Objective:
How many lines hold the string "What"? Reply with the number alone.

Listed entries:
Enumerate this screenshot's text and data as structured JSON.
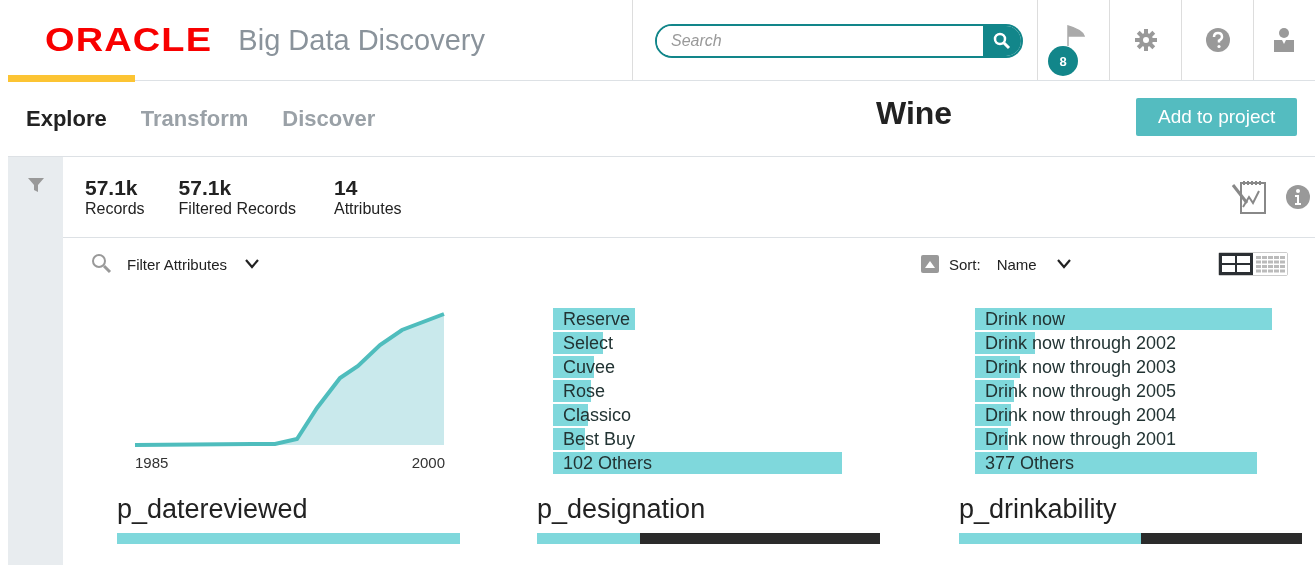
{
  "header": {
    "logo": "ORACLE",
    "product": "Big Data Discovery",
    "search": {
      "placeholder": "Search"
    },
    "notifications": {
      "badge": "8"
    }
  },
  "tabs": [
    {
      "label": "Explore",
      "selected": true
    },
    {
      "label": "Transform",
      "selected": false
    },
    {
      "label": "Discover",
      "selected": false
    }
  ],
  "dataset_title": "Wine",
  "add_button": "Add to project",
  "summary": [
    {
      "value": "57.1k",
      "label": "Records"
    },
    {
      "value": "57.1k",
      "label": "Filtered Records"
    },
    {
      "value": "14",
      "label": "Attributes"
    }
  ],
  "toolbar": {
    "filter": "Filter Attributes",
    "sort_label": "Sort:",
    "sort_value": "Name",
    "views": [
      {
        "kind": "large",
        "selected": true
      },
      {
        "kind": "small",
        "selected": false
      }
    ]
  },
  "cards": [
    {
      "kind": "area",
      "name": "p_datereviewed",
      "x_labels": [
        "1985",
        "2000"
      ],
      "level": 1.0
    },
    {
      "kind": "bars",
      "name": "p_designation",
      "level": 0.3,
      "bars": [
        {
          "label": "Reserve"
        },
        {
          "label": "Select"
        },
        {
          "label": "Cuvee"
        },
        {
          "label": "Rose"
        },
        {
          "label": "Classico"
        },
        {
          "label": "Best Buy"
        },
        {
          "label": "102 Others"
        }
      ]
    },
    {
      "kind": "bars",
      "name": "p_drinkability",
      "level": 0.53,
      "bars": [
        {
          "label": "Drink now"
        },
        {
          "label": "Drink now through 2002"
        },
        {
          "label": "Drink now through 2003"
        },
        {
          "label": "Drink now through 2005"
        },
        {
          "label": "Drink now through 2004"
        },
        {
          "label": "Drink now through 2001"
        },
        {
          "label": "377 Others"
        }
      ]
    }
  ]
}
==
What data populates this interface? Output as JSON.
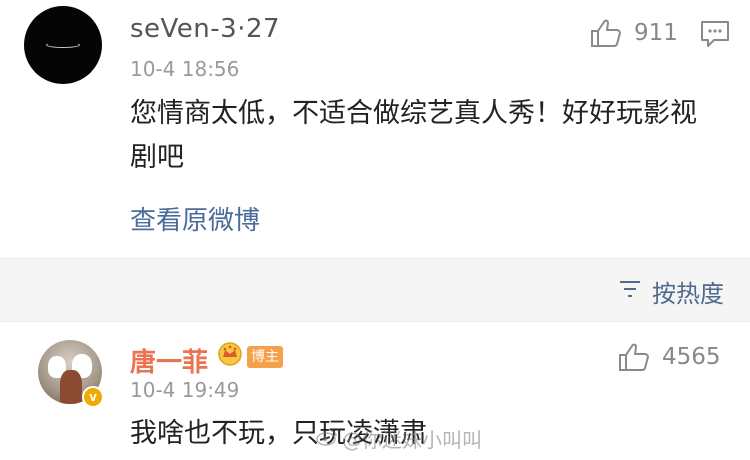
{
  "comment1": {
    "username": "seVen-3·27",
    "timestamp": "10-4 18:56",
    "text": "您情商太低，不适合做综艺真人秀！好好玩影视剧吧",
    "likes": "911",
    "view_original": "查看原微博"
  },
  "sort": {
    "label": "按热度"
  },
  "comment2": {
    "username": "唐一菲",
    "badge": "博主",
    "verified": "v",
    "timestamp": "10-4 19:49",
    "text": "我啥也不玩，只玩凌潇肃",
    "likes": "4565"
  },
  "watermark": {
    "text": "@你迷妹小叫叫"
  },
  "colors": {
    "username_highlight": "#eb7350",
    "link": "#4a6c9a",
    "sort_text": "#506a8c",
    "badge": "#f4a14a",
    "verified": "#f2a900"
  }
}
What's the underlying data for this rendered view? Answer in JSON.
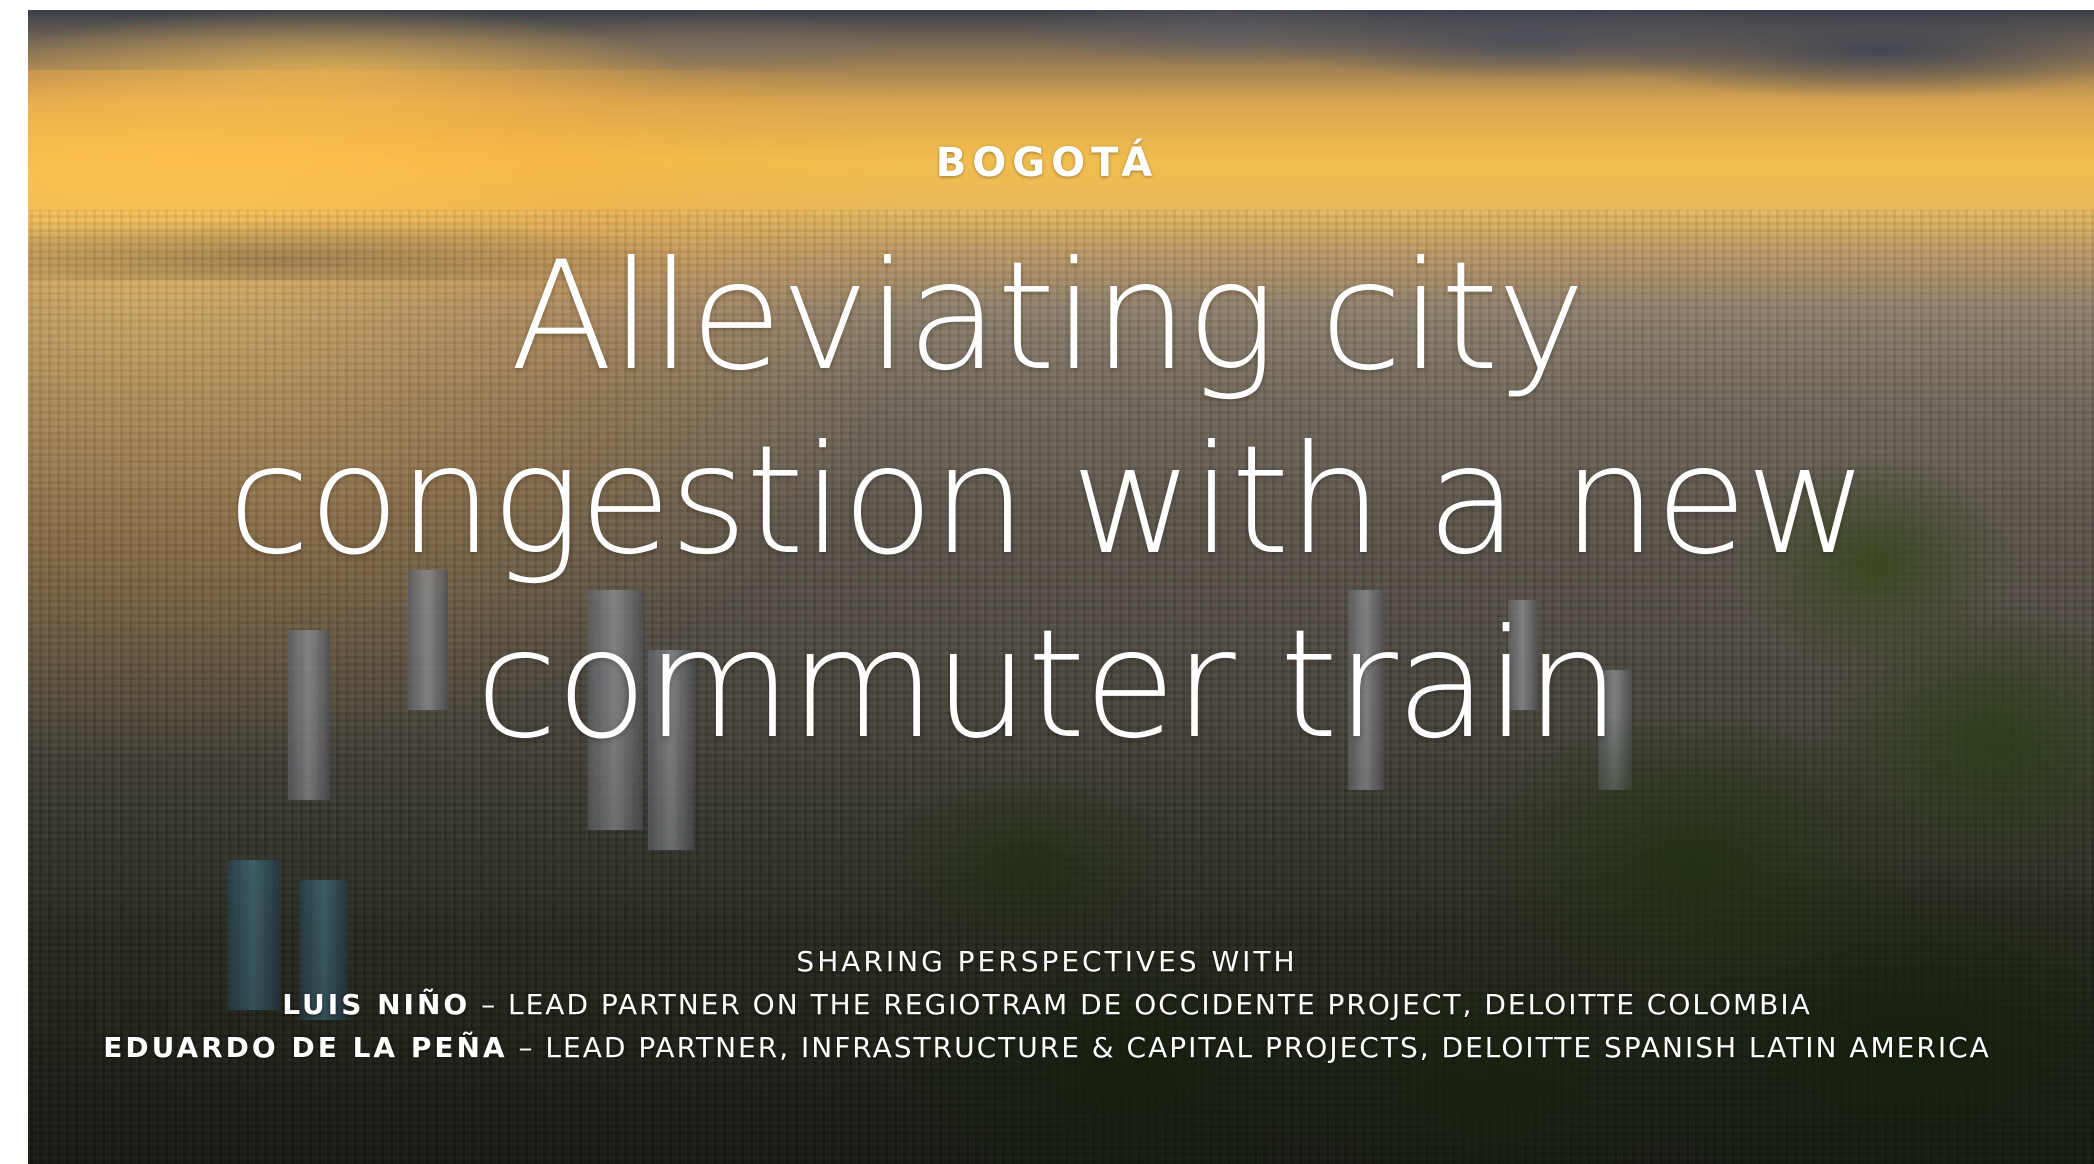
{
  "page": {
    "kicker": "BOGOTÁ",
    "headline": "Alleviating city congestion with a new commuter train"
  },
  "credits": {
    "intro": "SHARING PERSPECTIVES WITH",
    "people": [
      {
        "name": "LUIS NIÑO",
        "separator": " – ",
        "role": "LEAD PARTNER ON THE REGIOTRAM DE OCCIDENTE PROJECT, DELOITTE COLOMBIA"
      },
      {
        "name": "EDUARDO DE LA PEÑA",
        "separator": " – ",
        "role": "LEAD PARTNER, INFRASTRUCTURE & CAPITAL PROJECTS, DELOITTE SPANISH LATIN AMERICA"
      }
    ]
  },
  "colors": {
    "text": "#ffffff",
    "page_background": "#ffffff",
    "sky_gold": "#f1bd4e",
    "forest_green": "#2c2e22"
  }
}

The solution:
2